YOUR TASK:
All the entries need to be quoted exactly, apart from the pictures, which you should drop.

DATA SHOWN:

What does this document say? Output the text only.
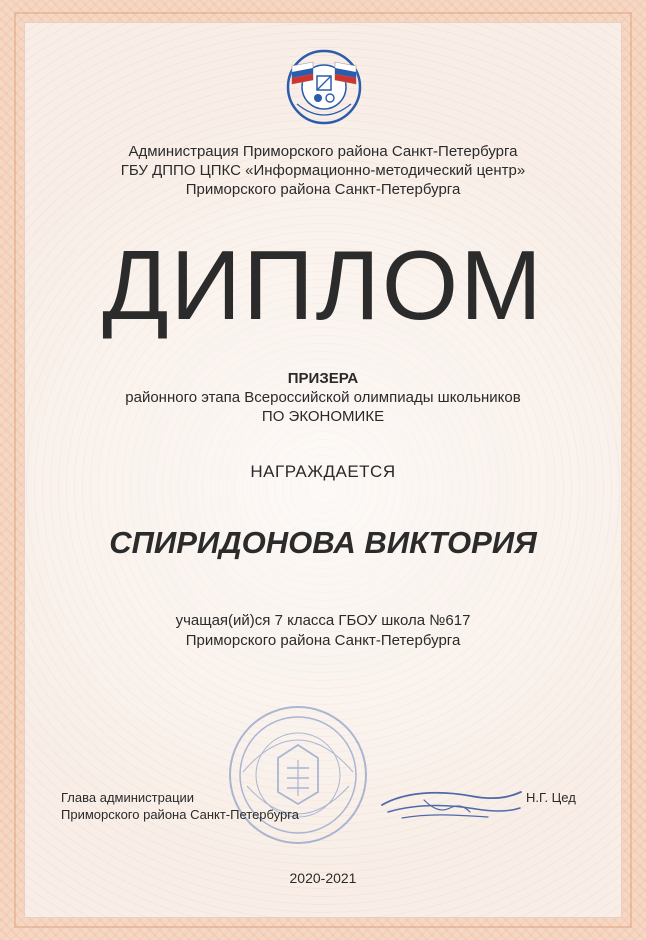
Администрация Приморского района Санкт-Петербурга
ГБУ ДППО ЦПКС «Информационно-методический центр»
Приморского района Санкт-Петербурга
ДИПЛОМ
ПРИЗЕРА
районного этапа Всероссийской олимпиады школьников
ПО ЭКОНОМИКЕ
НАГРАЖДАЕТСЯ
СПИРИДОНОВА ВИКТОРИЯ
учащая(ий)ся 7 класса ГБОУ школа №617
Приморского района Санкт-Петербурга
Глава администрации
Приморского района Санкт-Петербурга
Н.Г. Цед
2020-2021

RESULT OF THE TASK:
What does this document say? Output the text only.
Администрация Приморского района Санкт-Петербурга
ГБУ ДППО ЦПКС «Информационно-методический центр»
Приморского района Санкт-Петербурга
ДИПЛОМ
ПРИЗЕРА
районного этапа Всероссийской олимпиады школьников
ПО ЭКОНОМИКЕ
НАГРАЖДАЕТСЯ
СПИРИДОНОВА ВИКТОРИЯ
учащая(ий)ся 7 класса ГБОУ школа №617
Приморского района Санкт-Петербурга
Глава администрации
Приморского района Санкт-Петербурга
Н.Г. Цед
2020-2021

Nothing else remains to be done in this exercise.